(Records contained in a dataset)
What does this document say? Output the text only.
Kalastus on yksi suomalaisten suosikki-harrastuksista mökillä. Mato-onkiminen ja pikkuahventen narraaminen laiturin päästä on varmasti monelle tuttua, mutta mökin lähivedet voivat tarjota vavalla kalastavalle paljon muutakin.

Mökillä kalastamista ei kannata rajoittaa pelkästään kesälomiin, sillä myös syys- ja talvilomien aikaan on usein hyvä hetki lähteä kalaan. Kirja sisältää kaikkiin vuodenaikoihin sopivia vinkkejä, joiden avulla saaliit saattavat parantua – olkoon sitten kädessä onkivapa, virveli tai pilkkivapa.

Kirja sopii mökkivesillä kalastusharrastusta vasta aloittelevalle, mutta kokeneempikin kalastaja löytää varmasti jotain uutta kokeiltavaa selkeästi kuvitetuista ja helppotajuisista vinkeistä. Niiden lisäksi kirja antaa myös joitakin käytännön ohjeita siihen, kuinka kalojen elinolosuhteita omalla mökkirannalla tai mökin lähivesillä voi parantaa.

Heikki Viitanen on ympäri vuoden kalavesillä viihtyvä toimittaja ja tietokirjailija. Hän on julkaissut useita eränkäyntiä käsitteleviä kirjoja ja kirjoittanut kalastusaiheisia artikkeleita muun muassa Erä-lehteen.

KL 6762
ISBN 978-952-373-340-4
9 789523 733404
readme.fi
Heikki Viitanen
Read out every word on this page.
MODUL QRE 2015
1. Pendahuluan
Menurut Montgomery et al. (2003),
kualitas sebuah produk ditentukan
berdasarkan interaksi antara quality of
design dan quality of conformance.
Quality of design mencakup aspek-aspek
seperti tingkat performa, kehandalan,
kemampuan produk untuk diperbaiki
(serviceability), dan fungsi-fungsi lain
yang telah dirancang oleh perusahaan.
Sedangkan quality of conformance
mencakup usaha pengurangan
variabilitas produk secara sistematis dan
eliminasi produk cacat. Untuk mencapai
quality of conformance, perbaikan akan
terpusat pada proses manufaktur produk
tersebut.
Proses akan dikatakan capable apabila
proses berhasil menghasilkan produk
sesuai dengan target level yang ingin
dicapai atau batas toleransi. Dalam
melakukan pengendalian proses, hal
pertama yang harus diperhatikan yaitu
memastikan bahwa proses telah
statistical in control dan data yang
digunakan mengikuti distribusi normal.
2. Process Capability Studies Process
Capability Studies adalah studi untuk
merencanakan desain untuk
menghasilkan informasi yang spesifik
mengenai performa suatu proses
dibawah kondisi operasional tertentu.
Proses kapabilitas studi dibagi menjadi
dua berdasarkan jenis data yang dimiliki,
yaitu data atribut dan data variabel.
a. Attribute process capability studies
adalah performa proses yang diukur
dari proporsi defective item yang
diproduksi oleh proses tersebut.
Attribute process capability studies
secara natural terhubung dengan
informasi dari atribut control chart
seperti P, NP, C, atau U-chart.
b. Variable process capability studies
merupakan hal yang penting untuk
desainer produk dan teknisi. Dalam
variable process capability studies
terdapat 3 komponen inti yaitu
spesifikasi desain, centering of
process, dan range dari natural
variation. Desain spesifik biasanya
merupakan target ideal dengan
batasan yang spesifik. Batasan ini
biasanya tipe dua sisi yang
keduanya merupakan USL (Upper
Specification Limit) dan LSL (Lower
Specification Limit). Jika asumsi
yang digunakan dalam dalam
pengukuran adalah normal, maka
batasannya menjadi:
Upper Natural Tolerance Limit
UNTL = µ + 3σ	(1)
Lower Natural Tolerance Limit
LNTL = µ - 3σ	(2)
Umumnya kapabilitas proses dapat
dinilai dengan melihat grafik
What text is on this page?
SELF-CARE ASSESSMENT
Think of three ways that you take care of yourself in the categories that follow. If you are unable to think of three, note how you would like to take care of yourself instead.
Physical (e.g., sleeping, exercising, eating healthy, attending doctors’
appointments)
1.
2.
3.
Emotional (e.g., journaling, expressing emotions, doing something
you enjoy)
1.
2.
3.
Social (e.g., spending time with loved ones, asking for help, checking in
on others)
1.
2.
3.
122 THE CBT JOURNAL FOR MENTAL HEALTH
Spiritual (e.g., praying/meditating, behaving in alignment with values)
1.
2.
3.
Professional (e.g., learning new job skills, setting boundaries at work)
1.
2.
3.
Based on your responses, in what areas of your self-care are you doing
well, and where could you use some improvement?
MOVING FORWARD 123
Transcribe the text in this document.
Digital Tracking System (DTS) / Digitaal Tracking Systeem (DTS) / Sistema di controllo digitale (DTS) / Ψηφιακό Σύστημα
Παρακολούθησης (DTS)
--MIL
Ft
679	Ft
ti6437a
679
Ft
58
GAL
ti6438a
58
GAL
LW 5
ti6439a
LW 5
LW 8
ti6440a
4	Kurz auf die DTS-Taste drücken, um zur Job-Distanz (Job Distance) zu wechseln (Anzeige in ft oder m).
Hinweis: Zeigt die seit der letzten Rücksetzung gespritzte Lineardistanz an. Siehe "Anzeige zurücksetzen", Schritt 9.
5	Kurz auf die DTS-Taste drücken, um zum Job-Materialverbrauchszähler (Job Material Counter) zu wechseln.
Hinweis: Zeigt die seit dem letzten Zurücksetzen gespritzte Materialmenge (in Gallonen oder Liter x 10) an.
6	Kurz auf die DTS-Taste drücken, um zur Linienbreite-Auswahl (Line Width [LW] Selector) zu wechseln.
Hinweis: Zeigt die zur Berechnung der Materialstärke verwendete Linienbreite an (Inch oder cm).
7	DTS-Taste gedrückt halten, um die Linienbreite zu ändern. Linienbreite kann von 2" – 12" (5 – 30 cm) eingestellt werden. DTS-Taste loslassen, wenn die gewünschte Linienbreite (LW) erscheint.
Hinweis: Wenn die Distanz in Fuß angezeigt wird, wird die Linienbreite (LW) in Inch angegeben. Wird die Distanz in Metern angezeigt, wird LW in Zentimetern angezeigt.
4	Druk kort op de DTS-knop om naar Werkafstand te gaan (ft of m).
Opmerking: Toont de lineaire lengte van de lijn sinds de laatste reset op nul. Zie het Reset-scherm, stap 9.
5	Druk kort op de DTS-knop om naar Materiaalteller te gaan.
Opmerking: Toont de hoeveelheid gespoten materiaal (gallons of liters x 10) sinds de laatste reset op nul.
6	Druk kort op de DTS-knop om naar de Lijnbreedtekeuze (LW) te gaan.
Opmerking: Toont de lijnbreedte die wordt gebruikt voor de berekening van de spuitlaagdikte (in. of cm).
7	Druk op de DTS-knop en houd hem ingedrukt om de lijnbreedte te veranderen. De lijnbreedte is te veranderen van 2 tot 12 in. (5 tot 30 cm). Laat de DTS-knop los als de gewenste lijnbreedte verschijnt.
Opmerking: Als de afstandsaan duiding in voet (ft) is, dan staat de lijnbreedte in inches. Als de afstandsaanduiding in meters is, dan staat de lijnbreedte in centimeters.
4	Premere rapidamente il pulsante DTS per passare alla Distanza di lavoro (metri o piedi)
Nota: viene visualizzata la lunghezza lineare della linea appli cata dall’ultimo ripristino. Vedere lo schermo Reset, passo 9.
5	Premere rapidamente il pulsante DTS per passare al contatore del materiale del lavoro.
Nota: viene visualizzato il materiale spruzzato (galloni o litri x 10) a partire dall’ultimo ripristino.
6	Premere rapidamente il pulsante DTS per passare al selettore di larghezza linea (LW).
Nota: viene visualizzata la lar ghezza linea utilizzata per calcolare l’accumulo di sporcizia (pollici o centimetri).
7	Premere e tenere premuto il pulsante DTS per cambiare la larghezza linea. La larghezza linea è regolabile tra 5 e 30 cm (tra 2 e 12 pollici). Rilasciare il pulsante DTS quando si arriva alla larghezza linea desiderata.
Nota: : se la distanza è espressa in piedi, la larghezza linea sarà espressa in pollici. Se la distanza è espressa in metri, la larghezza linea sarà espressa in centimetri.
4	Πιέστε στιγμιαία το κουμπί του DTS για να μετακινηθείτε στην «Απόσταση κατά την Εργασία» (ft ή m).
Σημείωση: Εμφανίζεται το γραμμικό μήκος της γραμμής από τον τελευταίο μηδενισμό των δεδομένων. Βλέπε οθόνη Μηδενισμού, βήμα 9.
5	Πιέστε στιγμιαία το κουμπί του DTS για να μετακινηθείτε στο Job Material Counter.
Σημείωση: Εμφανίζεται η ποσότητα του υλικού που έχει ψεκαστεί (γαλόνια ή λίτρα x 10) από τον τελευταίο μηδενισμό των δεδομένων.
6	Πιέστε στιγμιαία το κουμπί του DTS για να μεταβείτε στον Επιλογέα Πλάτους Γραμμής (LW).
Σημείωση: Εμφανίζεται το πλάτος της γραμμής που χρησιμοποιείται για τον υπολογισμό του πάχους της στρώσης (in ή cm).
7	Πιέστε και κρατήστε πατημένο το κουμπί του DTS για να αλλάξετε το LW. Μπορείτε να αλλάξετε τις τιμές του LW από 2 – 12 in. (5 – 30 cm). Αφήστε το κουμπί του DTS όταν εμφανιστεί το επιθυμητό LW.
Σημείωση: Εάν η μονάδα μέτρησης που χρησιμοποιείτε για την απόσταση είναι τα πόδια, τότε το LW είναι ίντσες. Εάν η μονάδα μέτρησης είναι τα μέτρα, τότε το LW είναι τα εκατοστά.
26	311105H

* _What you are asked to do_
Which lines above hold the word "oder"? Copy each of them.

* _Reply_
4	Kurz auf die DTS-Taste drücken, um zur Job-Distanz (Job Distance) zu wechseln (Anzeige in ft oder m).
Hinweis: Zeigt die seit dem letzten Zurücksetzen gespritzte Materialmenge (in Gallonen oder Liter x 10) an.
Hinweis: Zeigt die zur Berechnung der Materialstärke verwendete Linienbreite an (Inch oder cm).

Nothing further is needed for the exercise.